◆ Exercise goal
Examine the material below. Gather every line in which the string "Otto" appears.

◆ Dataset rows
━━━━━━━━━━━━━━━━
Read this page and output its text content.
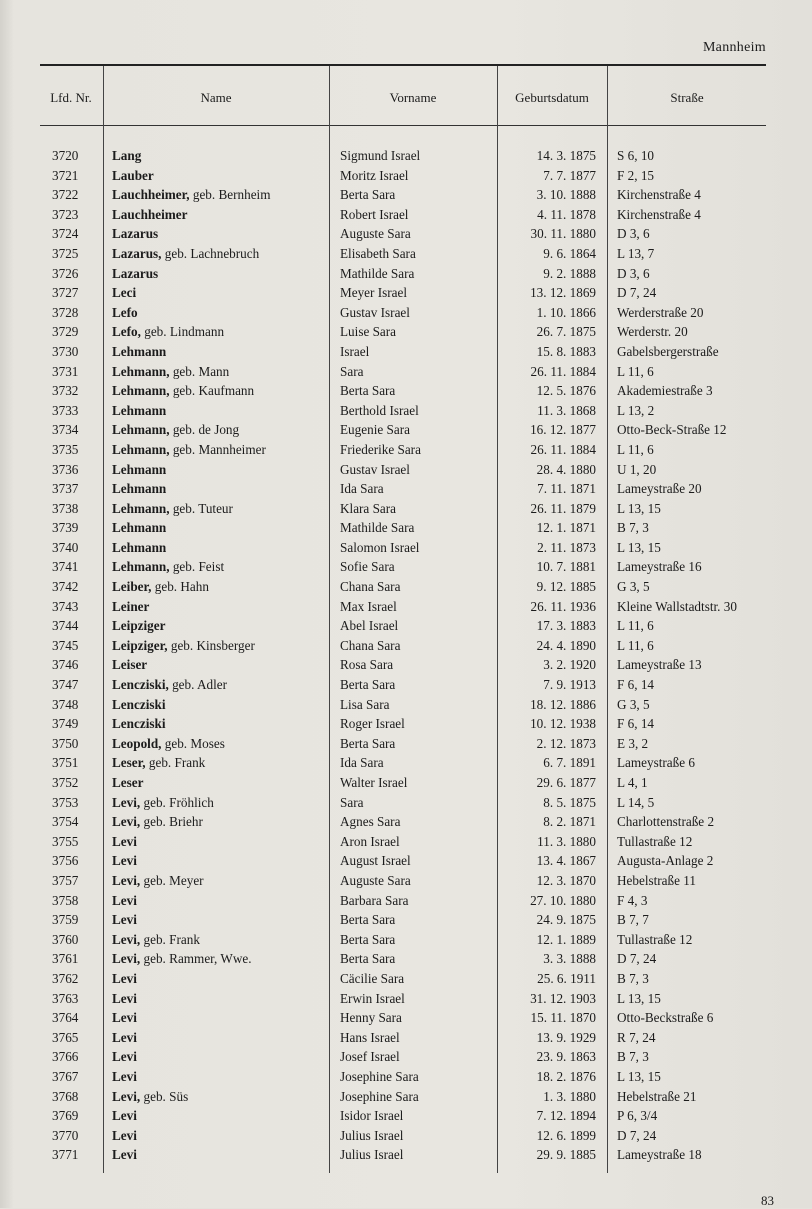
Mannheim
Lfd. Nr.	Name	Vorname	Geburtsdatum	Straße
3720	Lang	Sigmund Israel	14. 3. 1875 S 6, 10
3721	Lauber	Moritz Israel	7. 7. 1877 F 2, 15
3722	Lauchheimer, geb. Bernheim	Berta Sara	3. 10. 1888 Kirchenstraße 4
3723	Lauchheimer	Robert Israel	4. 11. 1878 Kirchenstraße 4
3724	Lazarus	Auguste Sara	30. 11. 1880 D 3, 6
3725	Lazarus, geb. Lachnebruch	Elisabeth Sara	9. 6. 1864 L 13, 7
3726	Lazarus	Mathilde Sara	9. 2. 1888 D 3, 6
3727	Leci	Meyer Israel	13. 12. 1869 D 7, 24
3728	Lefo	Gustav Israel	1. 10. 1866 Werderstraße 20
3729	Lefo, geb. Lindmann	Luise Sara	26. 7. 1875 Werderstr. 20
3730	Lehmann	Israel	15. 8. 1883 Gabelsbergerstraße
3731	Lehmann, geb. Mann	Sara	26. 11. 1884 L 11, 6
3732	Lehmann, geb. Kaufmann	Berta Sara	12. 5. 1876 Akademiestraße 3
3733	Lehmann	Berthold Israel	11. 3. 1868 L 13, 2
3734	Lehmann, geb. de Jong	Eugenie Sara	16. 12. 1877 Otto-Beck-Straße 12
3735	Lehmann, geb. Mannheimer	Friederike Sara	26. 11. 1884 L 11, 6
3736	Lehmann	Gustav Israel	28. 4. 1880 U 1, 20
3737	Lehmann	Ida Sara	7. 11. 1871 Lameystraße 20
3738	Lehmann, geb. Tuteur	Klara Sara	26. 11. 1879 L 13, 15
3739	Lehmann	Mathilde Sara	12. 1. 1871 B 7, 3
3740	Lehmann	Salomon Israel	2. 11. 1873 L 13, 15
3741	Lehmann, geb. Feist	Sofie Sara	10. 7. 1881 Lameystraße 16
3742	Leiber, geb. Hahn	Chana Sara	9. 12. 1885 G 3, 5
3743	Leiner	Max Israel	26. 11. 1936 Kleine Wallstadtstr. 30
3744	Leipziger	Abel Israel	17. 3. 1883 L 11, 6
3745	Leipziger, geb. Kinsberger	Chana Sara	24. 4. 1890 L 11, 6
3746	Leiser	Rosa Sara	3. 2. 1920 Lameystraße 13
3747	Lencziski, geb. Adler	Berta Sara	7. 9. 1913 F 6, 14
3748	Lencziski	Lisa Sara	18. 12. 1886 G 3, 5
3749	Lencziski	Roger Israel	10. 12. 1938 F 6, 14
3750	Leopold, geb. Moses	Berta Sara	2. 12. 1873 E 3, 2
3751	Leser, geb. Frank	Ida Sara	6. 7. 1891 Lameystraße 6
3752	Leser	Walter Israel	29. 6. 1877 L 4, 1
3753	Levi, geb. Fröhlich	Sara	8. 5. 1875 L 14, 5
3754	Levi, geb. Briehr	Agnes Sara	8. 2. 1871 Charlottenstraße 2
3755	Levi	Aron Israel	11. 3. 1880 Tullastraße 12
3756	Levi	August Israel	13. 4. 1867 Augusta-Anlage 2
3757	Levi, geb. Meyer	Auguste Sara	12. 3. 1870 Hebelstraße 11
3758	Levi	Barbara Sara	27. 10. 1880 F 4, 3
3759	Levi	Berta Sara	24. 9. 1875 B 7, 7
3760	Levi, geb. Frank	Berta Sara	12. 1. 1889 Tullastraße 12
3761	Levi, geb. Rammer, Wwe.	Berta Sara	3. 3. 1888 D 7, 24
3762	Levi	Cäcilie Sara	25. 6. 1911 B 7, 3
3763	Levi	Erwin Israel	31. 12. 1903 L 13, 15
3764	Levi	Henny Sara	15. 11. 1870 Otto-Beckstraße 6
3765	Levi	Hans Israel	13. 9. 1929 R 7, 24
3766	Levi	Josef Israel	23. 9. 1863 B 7, 3
3767	Levi	Josephine Sara	18. 2. 1876 L 13, 15
3768	Levi, geb. Süs	Josephine Sara	1. 3. 1880 Hebelstraße 21
3769	Levi	Isidor Israel	7. 12. 1894 P 6, 3/4
3770	Levi	Julius Israel	12. 6. 1899 D 7, 24
3771	Levi	Julius Israel	29. 9. 1885 Lameystraße 18
83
━━━━━━━━━━━━━━━━
◆ The completed task
3734	Lehmann, geb. de Jong	Eugenie Sara	16. 12. 1877 Otto-Beck-Straße 12
3764	Levi	Henny Sara	15. 11. 1870 Otto-Beckstraße 6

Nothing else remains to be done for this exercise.